Dataset records
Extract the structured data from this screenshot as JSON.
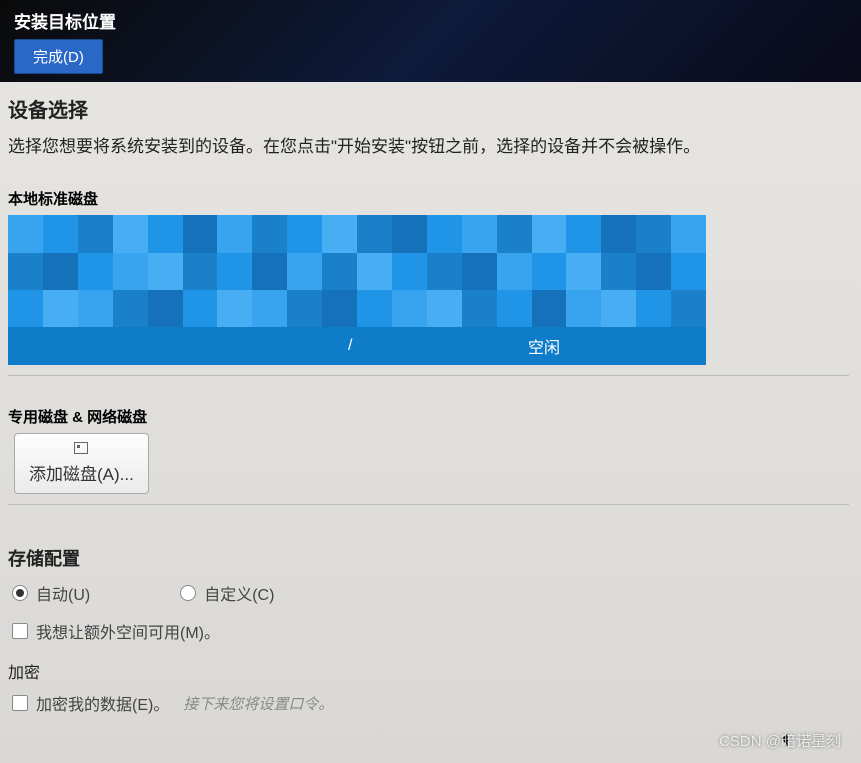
{
  "header": {
    "title": "安装目标位置",
    "done_button": "完成(D)"
  },
  "device_selection": {
    "title": "设备选择",
    "description": "选择您想要将系统安装到的设备。在您点击\"开始安装\"按钮之前，选择的设备并不会被操作。"
  },
  "local_disks": {
    "title": "本地标准磁盘",
    "selected_disk": {
      "separator": "/",
      "free_label": "空闲"
    }
  },
  "special_disks": {
    "title": "专用磁盘 & 网络磁盘",
    "add_button": "添加磁盘(A)..."
  },
  "storage_config": {
    "title": "存储配置",
    "auto_label": "自动(U)",
    "custom_label": "自定义(C)",
    "extra_space_label": "我想让额外空间可用(M)。"
  },
  "encryption": {
    "title": "加密",
    "encrypt_label": "加密我的数据(E)。",
    "hint": "接下来您将设置口令。"
  },
  "watermark": "CSDN @暗诺星刻"
}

[Work instructions] All of the records above must be copied exactly, except for the pictures.

[Solved problem]
Extract the structured data from this screenshot as JSON.
{
  "header": {
    "title": "安装目标位置",
    "done_button": "完成(D)"
  },
  "device_selection": {
    "title": "设备选择",
    "description": "选择您想要将系统安装到的设备。在您点击\"开始安装\"按钮之前，选择的设备并不会被操作。"
  },
  "local_disks": {
    "title": "本地标准磁盘",
    "selected_disk": {
      "separator": "/",
      "free_label": "空闲"
    }
  },
  "special_disks": {
    "title": "专用磁盘 & 网络磁盘",
    "add_button": "添加磁盘(A)..."
  },
  "storage_config": {
    "title": "存储配置",
    "auto_label": "自动(U)",
    "custom_label": "自定义(C)",
    "extra_space_label": "我想让额外空间可用(M)。"
  },
  "encryption": {
    "title": "加密",
    "encrypt_label": "加密我的数据(E)。",
    "hint": "接下来您将设置口令。"
  },
  "watermark": "CSDN @暗诺星刻"
}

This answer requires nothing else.